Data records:

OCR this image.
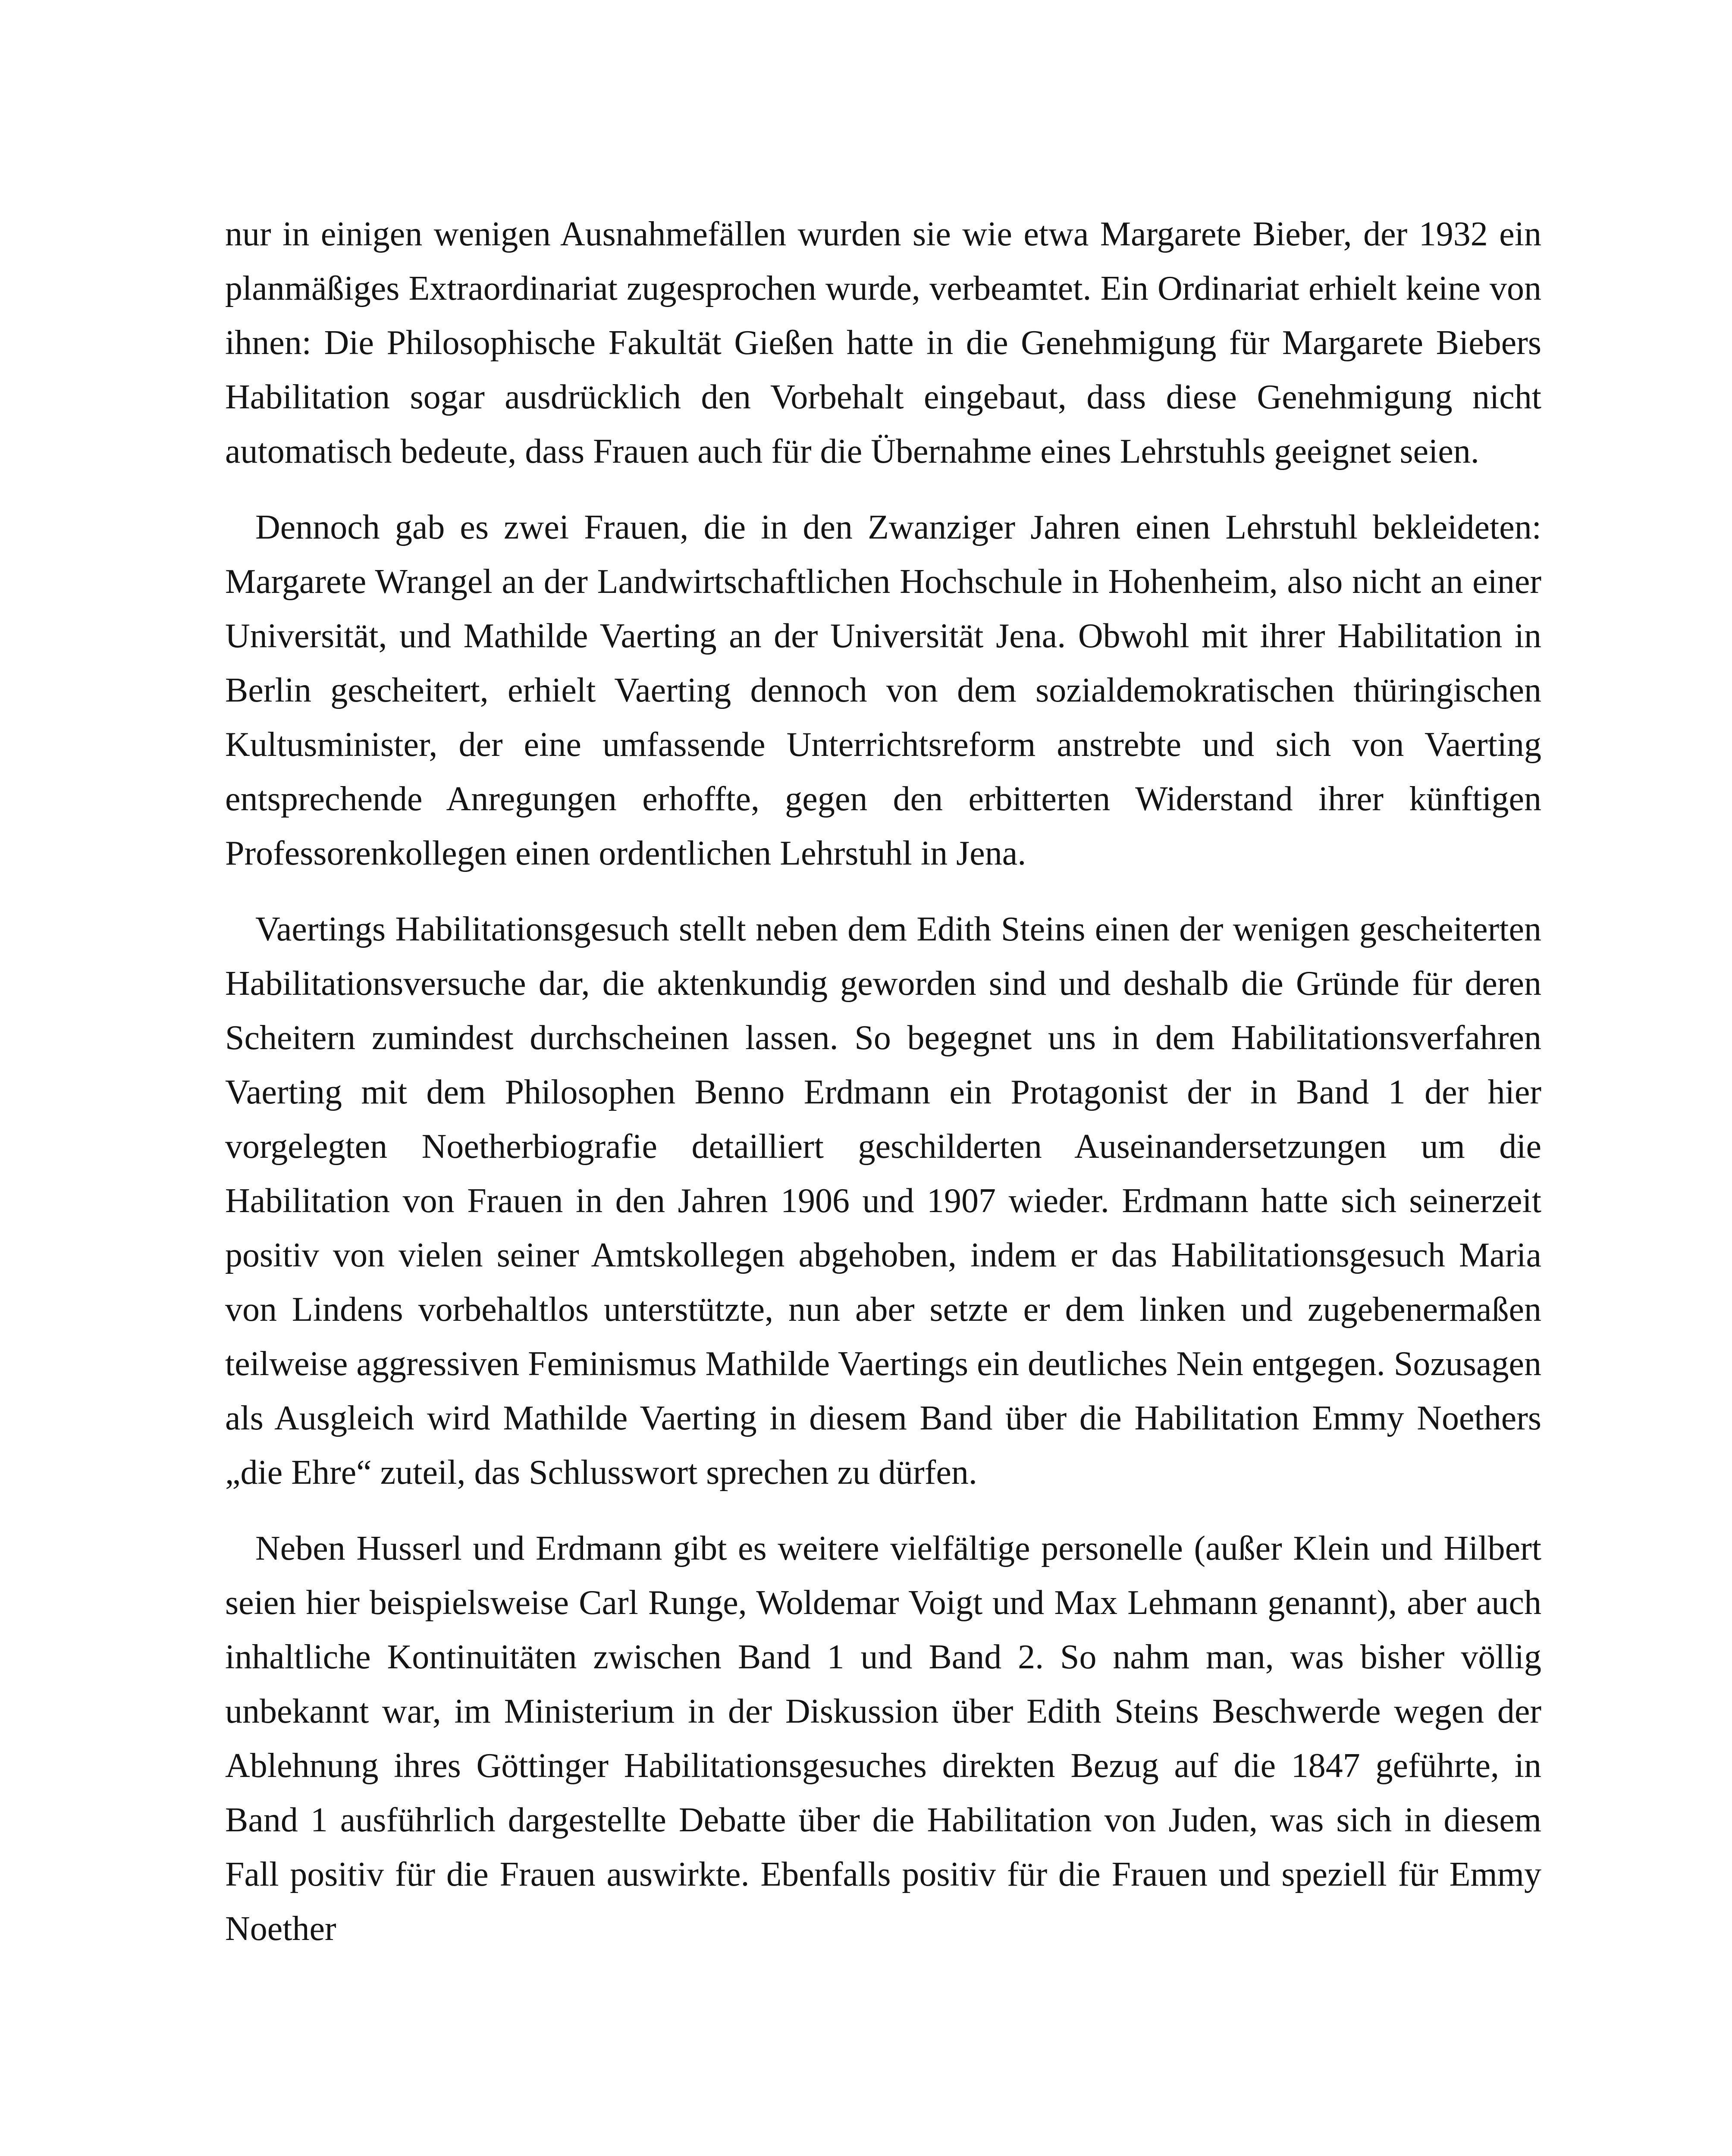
nur in einigen wenigen Ausnahmefällen wurden sie wie etwa Margarete Bieber, der 1932 ein planmäßiges Extraordinariat zugesprochen wurde, verbeamtet. Ein Ordinariat erhielt keine von ihnen: Die Philosophische Fakultät Gießen hatte in die Genehmigung für Margarete Biebers Habilitation sogar ausdrücklich den Vorbehalt eingebaut, dass diese Genehmigung nicht automatisch bedeute, dass Frauen auch für die Übernahme eines Lehrstuhls geeignet seien.

Dennoch gab es zwei Frauen, die in den Zwanziger Jahren einen Lehrstuhl bekleideten: Margarete Wrangel an der Landwirtschaftlichen Hochschule in Hohenheim, also nicht an einer Universität, und Mathilde Vaerting an der Universität Jena. Obwohl mit ihrer Habilitation in Berlin gescheitert, erhielt Vaerting dennoch von dem sozialdemokratischen thüringischen Kultusminister, der eine umfassende Unterrichtsreform anstrebte und sich von Vaerting entsprechende Anregungen erhoffte, gegen den erbitterten Widerstand ihrer künftigen Professorenkollegen einen ordentlichen Lehrstuhl in Jena.

Vaertings Habilitationsgesuch stellt neben dem Edith Steins einen der wenigen gescheiterten Habilitationsversuche dar, die aktenkundig geworden sind und deshalb die Gründe für deren Scheitern zumindest durchscheinen lassen. So begegnet uns in dem Habilitationsverfahren Vaerting mit dem Philosophen Benno Erdmann ein Protagonist der in Band 1 der hier vorgelegten Noetherbiografie detailliert geschilderten Auseinandersetzungen um die Habilitation von Frauen in den Jahren 1906 und 1907 wieder. Erdmann hatte sich seinerzeit positiv von vielen seiner Amtskollegen abgehoben, indem er das Habilitationsgesuch Maria von Lindens vorbehaltlos unterstützte, nun aber setzte er dem linken und zugebenermaßen teilweise aggressiven Feminismus Mathilde Vaertings ein deutliches Nein entgegen. Sozusagen als Ausgleich wird Mathilde Vaerting in diesem Band über die Habilitation Emmy Noethers „die Ehre“ zuteil, das Schlusswort sprechen zu dürfen.

Neben Husserl und Erdmann gibt es weitere vielfältige personelle (außer Klein und Hilbert seien hier beispielsweise Carl Runge, Woldemar Voigt und Max Lehmann genannt), aber auch inhaltliche Kontinuitäten zwischen Band 1 und Band 2. So nahm man, was bisher völlig unbekannt war, im Ministerium in der Diskussion über Edith Steins Beschwerde wegen der Ablehnung ihres Göttinger Habilitationsgesuches direkten Bezug auf die 1847 geführte, in Band 1 ausführlich dargestellte Debatte über die Habilitation von Juden, was sich in diesem Fall positiv für die Frauen auswirkte. Ebenfalls positiv für die Frauen und speziell für Emmy Noether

● INSTRUCTION:
Which lines above contain "diesem"? Show each of them.

● FULL RESPONSE:
Vaertings Habilitationsgesuch stellt neben dem Edith Steins einen der wenigen gescheiterten Habilitationsversuche dar, die aktenkundig geworden sind und deshalb die Gründe für deren Scheitern zumindest durchscheinen lassen. So begegnet uns in dem Habilitationsverfahren Vaerting mit dem Philosophen Benno Erdmann ein Protagonist der in Band 1 der hier vorgelegten Noetherbiografie detailliert geschilderten Auseinandersetzungen um die Habilitation von Frauen in den Jahren 1906 und 1907 wieder. Erdmann hatte sich seinerzeit positiv von vielen seiner Amtskollegen abgehoben, indem er das Habilitationsgesuch Maria von Lindens vorbehaltlos unterstützte, nun aber setzte er dem linken und zugebenermaßen teilweise aggressiven Feminismus Mathilde Vaertings ein deutliches Nein entgegen. Sozusagen als Ausgleich wird Mathilde Vaerting in diesem Band über die Habilitation Emmy Noethers „die Ehre“ zuteil, das Schlusswort sprechen zu dürfen.
Neben Husserl und Erdmann gibt es weitere vielfältige personelle (außer Klein und Hilbert seien hier beispielsweise Carl Runge, Woldemar Voigt und Max Lehmann genannt), aber auch inhaltliche Kontinuitäten zwischen Band 1 und Band 2. So nahm man, was bisher völlig unbekannt war, im Ministerium in der Diskussion über Edith Steins Beschwerde wegen der Ablehnung ihres Göttinger Habilitationsgesuches direkten Bezug auf die 1847 geführte, in Band 1 ausführlich dargestellte Debatte über die Habilitation von Juden, was sich in diesem Fall positiv für die Frauen auswirkte. Ebenfalls positiv für die Frauen und speziell für Emmy Noether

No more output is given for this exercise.